### TASK
Determine how many lines of this material contain "Boaz". Give only the number.

### Saved entries
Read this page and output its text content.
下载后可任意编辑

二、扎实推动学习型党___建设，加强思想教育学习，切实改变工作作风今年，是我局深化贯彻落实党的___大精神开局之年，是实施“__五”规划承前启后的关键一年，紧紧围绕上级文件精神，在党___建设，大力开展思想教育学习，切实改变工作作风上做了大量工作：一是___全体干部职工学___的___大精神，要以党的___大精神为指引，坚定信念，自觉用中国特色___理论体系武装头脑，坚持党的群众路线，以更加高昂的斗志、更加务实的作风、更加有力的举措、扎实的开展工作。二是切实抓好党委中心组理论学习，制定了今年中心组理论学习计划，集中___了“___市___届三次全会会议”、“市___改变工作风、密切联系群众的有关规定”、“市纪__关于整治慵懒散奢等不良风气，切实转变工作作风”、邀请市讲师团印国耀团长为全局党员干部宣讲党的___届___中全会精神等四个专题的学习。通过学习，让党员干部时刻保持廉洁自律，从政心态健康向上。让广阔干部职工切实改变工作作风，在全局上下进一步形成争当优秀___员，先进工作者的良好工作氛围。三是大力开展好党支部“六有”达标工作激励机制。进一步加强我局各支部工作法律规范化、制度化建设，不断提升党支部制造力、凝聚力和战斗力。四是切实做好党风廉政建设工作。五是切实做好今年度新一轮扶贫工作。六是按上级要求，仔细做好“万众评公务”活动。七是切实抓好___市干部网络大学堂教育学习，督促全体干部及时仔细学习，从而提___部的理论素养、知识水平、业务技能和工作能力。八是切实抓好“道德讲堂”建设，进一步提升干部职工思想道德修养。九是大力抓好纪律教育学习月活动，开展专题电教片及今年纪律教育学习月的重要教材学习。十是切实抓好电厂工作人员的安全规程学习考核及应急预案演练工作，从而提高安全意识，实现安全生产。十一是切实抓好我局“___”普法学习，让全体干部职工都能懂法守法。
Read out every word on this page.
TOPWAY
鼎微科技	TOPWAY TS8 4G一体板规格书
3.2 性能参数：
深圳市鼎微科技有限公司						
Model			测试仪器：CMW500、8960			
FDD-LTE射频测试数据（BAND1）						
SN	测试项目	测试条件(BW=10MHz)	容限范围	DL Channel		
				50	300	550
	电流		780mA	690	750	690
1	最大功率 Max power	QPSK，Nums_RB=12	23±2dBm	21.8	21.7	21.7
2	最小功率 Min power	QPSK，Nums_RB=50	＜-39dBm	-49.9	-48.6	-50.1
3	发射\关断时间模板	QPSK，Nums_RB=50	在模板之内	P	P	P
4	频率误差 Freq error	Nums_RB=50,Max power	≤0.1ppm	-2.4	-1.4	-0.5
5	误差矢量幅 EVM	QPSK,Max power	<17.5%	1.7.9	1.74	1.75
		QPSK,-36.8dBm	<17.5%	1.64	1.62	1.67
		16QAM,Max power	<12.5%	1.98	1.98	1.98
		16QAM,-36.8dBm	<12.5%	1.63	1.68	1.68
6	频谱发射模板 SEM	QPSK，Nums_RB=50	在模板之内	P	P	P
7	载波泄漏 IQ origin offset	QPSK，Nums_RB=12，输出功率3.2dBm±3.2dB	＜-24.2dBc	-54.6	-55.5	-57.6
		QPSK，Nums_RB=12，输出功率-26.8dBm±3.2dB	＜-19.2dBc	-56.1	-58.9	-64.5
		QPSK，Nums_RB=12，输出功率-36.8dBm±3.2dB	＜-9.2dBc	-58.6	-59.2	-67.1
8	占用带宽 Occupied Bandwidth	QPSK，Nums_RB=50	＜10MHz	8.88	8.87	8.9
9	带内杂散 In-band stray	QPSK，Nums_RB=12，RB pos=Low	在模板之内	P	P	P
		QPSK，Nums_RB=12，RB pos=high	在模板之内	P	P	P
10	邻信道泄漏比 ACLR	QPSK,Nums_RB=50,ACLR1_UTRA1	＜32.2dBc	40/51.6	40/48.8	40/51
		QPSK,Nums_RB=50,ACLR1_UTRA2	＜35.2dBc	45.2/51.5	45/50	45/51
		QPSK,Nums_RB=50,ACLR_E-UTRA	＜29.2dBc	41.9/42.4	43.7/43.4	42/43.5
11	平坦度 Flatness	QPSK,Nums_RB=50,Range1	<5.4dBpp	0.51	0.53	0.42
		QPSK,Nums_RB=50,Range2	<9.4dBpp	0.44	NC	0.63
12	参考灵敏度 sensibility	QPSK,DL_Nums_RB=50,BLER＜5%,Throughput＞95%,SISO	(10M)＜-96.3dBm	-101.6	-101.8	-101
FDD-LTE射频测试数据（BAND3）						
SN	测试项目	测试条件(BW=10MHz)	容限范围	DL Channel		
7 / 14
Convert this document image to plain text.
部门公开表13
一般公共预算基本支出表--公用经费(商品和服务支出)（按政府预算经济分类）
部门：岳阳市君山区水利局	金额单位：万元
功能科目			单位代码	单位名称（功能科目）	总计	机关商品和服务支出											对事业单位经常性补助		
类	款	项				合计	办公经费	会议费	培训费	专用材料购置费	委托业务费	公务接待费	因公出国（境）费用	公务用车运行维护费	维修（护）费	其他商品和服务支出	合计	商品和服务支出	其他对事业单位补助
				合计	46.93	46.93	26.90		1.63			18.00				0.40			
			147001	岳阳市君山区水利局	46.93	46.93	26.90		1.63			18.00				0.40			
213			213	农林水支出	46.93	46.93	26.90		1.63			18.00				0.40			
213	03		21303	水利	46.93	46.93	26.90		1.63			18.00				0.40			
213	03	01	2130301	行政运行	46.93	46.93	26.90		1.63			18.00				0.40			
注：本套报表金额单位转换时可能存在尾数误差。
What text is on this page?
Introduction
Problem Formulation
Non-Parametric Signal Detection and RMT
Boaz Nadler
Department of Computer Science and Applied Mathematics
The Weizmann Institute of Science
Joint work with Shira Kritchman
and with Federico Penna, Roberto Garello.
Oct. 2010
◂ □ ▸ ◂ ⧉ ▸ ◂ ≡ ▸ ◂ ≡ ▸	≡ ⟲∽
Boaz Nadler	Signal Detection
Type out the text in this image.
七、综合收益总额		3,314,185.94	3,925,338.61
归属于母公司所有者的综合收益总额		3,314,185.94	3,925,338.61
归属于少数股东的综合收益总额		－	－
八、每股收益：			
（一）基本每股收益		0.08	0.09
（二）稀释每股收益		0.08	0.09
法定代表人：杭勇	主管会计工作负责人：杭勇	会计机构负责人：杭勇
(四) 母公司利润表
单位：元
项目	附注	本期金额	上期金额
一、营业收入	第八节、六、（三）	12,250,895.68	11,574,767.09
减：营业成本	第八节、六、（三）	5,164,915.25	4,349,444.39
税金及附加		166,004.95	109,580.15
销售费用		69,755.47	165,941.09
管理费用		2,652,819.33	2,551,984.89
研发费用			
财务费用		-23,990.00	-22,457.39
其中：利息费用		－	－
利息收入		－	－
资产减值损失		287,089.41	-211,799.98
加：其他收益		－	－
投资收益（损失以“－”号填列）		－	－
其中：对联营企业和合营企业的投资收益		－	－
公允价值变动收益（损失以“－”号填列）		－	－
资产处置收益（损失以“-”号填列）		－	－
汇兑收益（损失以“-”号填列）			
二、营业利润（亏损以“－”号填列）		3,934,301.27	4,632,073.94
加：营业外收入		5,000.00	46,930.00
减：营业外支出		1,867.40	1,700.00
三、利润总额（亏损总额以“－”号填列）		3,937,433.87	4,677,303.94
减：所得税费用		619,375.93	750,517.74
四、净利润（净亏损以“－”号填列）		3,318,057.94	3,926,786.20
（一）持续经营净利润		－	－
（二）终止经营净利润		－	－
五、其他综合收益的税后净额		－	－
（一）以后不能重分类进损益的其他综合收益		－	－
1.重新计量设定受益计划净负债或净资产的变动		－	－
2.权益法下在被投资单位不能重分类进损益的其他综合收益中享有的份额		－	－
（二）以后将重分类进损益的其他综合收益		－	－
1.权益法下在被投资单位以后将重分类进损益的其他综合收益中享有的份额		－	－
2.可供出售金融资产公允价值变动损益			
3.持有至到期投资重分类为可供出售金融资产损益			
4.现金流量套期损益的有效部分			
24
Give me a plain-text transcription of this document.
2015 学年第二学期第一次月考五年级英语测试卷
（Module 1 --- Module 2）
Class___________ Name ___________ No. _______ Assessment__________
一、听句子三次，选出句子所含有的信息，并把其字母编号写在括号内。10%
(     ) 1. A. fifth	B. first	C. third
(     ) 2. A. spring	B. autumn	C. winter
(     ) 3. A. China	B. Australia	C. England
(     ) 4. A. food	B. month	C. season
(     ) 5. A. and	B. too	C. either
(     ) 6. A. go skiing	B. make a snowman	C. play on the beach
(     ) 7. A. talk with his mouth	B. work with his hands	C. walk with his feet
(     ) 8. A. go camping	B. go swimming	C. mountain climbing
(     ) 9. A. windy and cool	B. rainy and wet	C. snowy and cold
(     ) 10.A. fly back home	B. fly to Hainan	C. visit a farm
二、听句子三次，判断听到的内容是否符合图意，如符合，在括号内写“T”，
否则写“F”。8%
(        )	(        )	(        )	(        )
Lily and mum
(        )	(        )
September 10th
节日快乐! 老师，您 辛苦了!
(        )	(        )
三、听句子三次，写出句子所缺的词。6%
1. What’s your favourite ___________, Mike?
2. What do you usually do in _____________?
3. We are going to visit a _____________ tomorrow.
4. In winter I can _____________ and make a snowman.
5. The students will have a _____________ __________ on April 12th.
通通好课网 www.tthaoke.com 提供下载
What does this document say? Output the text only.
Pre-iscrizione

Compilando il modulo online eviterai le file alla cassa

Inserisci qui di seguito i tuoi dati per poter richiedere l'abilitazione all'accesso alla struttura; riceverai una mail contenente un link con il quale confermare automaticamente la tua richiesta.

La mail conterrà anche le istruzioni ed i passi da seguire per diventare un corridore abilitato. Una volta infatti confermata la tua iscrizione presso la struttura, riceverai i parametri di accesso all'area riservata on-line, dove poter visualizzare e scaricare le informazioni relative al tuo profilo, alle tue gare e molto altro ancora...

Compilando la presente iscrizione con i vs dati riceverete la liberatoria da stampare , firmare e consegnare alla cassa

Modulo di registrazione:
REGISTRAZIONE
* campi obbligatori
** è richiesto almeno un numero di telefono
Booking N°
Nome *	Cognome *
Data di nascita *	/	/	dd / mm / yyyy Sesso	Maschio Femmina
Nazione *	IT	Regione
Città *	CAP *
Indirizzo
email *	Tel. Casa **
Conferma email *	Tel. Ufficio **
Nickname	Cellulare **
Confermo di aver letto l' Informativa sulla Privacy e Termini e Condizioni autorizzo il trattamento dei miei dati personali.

### REPLY
2